*Aim*
Rewrite the data below, changing every "cupcake-decoration" to "cupcake-ornament" and keeping all other lines and characters unchanged. Leave the pictures out of your answer.

Layout records
______________________________

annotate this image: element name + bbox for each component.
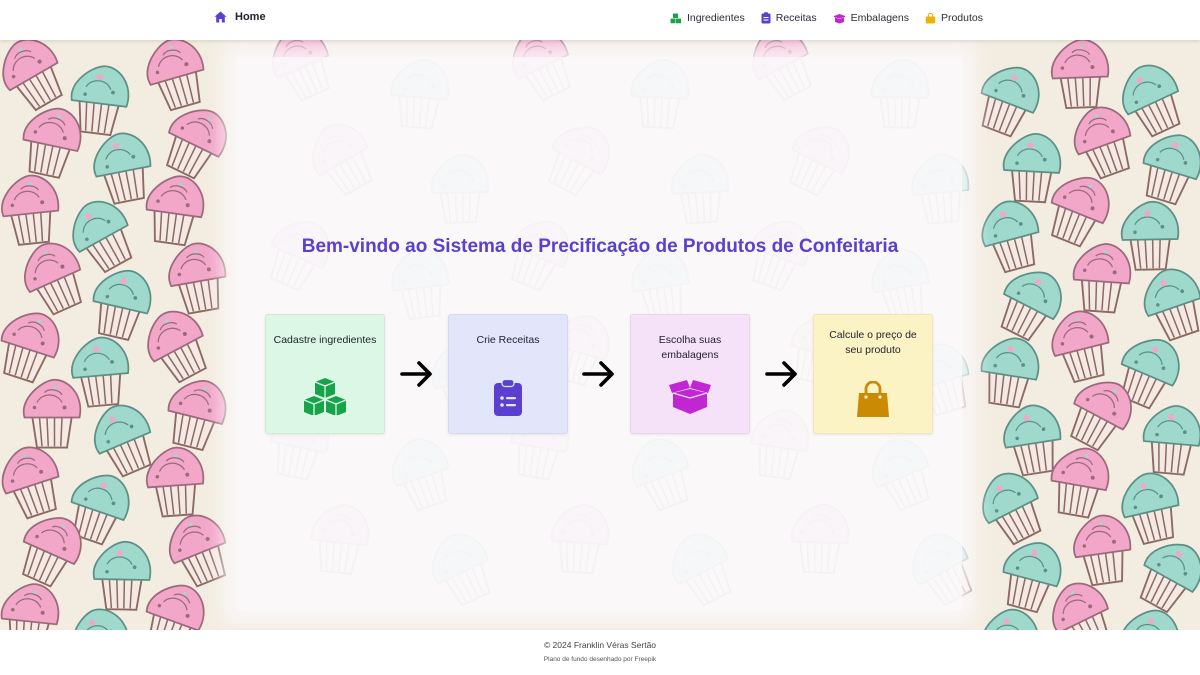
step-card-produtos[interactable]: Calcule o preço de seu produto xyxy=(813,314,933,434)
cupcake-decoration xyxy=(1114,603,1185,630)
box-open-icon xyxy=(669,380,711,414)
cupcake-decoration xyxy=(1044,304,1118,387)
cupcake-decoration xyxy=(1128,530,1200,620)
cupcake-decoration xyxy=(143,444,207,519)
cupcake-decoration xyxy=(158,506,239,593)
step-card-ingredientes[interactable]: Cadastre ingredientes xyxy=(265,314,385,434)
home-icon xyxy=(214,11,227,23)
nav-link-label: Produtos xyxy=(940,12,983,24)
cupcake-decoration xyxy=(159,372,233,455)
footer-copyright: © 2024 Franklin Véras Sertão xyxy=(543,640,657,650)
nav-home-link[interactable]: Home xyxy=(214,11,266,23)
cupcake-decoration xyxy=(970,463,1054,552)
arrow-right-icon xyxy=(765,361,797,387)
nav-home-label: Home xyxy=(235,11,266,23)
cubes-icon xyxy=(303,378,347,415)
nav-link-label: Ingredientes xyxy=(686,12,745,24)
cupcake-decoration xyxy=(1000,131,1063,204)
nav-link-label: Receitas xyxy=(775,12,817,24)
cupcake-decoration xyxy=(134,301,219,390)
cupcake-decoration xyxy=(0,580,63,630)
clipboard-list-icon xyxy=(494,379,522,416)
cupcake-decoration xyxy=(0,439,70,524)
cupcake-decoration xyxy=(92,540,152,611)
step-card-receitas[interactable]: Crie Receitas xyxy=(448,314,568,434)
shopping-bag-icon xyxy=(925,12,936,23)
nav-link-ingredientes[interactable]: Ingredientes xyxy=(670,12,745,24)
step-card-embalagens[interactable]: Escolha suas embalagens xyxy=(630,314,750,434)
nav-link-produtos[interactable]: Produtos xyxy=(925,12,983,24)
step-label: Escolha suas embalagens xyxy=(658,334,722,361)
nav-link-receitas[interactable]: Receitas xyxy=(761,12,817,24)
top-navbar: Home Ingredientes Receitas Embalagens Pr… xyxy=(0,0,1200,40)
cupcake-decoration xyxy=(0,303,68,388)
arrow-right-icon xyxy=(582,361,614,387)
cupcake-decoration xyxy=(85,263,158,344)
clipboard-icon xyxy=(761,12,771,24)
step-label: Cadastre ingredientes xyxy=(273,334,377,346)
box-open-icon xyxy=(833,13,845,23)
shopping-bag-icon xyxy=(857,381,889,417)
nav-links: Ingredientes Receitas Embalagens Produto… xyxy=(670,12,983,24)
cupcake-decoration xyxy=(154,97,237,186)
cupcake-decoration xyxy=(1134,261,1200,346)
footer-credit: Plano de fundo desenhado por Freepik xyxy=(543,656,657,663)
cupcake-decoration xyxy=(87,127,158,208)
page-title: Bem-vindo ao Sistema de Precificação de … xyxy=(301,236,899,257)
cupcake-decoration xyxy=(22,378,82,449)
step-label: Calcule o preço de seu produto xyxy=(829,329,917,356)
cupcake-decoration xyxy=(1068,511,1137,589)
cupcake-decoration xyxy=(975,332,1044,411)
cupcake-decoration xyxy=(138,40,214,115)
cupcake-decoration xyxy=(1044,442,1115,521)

______________________________

*The response*
annotate this image: element name + bbox for each component.
step-card-produtos[interactable]: Calcule o preço de seu produto xyxy=(813,314,933,434)
cupcake-ornament xyxy=(1114,603,1185,630)
box-open-icon xyxy=(669,380,711,414)
cupcake-ornament xyxy=(1044,304,1118,387)
cupcake-ornament xyxy=(1128,530,1200,620)
cupcake-ornament xyxy=(143,444,207,519)
cupcake-ornament xyxy=(158,506,239,593)
step-card-ingredientes[interactable]: Cadastre ingredientes xyxy=(265,314,385,434)
home-icon xyxy=(214,11,227,23)
nav-link-label: Produtos xyxy=(940,12,983,24)
cupcake-ornament xyxy=(159,372,233,455)
footer-copyright: © 2024 Franklin Véras Sertão xyxy=(543,640,657,650)
nav-home-link[interactable]: Home xyxy=(214,11,266,23)
cupcake-ornament xyxy=(970,463,1054,552)
arrow-right-icon xyxy=(765,361,797,387)
nav-home-label: Home xyxy=(235,11,266,23)
cubes-icon xyxy=(303,378,347,415)
nav-link-label: Ingredientes xyxy=(686,12,745,24)
cupcake-ornament xyxy=(1000,131,1063,204)
nav-link-label: Receitas xyxy=(775,12,817,24)
cupcake-ornament xyxy=(134,301,219,390)
cupcake-ornament xyxy=(0,580,63,630)
clipboard-list-icon xyxy=(494,379,522,416)
cupcake-ornament xyxy=(0,439,70,524)
cupcake-ornament xyxy=(92,540,152,611)
step-card-receitas[interactable]: Crie Receitas xyxy=(448,314,568,434)
shopping-bag-icon xyxy=(925,12,936,23)
nav-link-ingredientes[interactable]: Ingredientes xyxy=(670,12,745,24)
step-card-embalagens[interactable]: Escolha suas embalagens xyxy=(630,314,750,434)
nav-link-produtos[interactable]: Produtos xyxy=(925,12,983,24)
step-label: Escolha suas embalagens xyxy=(658,334,722,361)
nav-link-receitas[interactable]: Receitas xyxy=(761,12,817,24)
top-navbar: Home Ingredientes Receitas Embalagens Pr… xyxy=(0,0,1200,40)
cupcake-ornament xyxy=(0,303,68,388)
arrow-right-icon xyxy=(582,361,614,387)
cupcake-ornament xyxy=(85,263,158,344)
clipboard-icon xyxy=(761,12,771,24)
step-label: Cadastre ingredientes xyxy=(273,334,377,346)
box-open-icon xyxy=(833,13,845,23)
shopping-bag-icon xyxy=(857,381,889,417)
nav-links: Ingredientes Receitas Embalagens Produto… xyxy=(670,12,983,24)
cupcake-ornament xyxy=(154,97,237,186)
cupcake-ornament xyxy=(1134,261,1200,346)
footer-credit: Plano de fundo desenhado por Freepik xyxy=(543,656,657,663)
cupcake-ornament xyxy=(87,127,158,208)
page-title: Bem-vindo ao Sistema de Precificação de … xyxy=(301,236,899,257)
cupcake-ornament xyxy=(22,378,82,449)
step-label: Calcule o preço de seu produto xyxy=(829,329,917,356)
cupcake-ornament xyxy=(1068,511,1137,589)
cupcake-ornament xyxy=(975,332,1044,411)
cupcake-ornament xyxy=(138,40,214,115)
cupcake-ornament xyxy=(1044,442,1115,521)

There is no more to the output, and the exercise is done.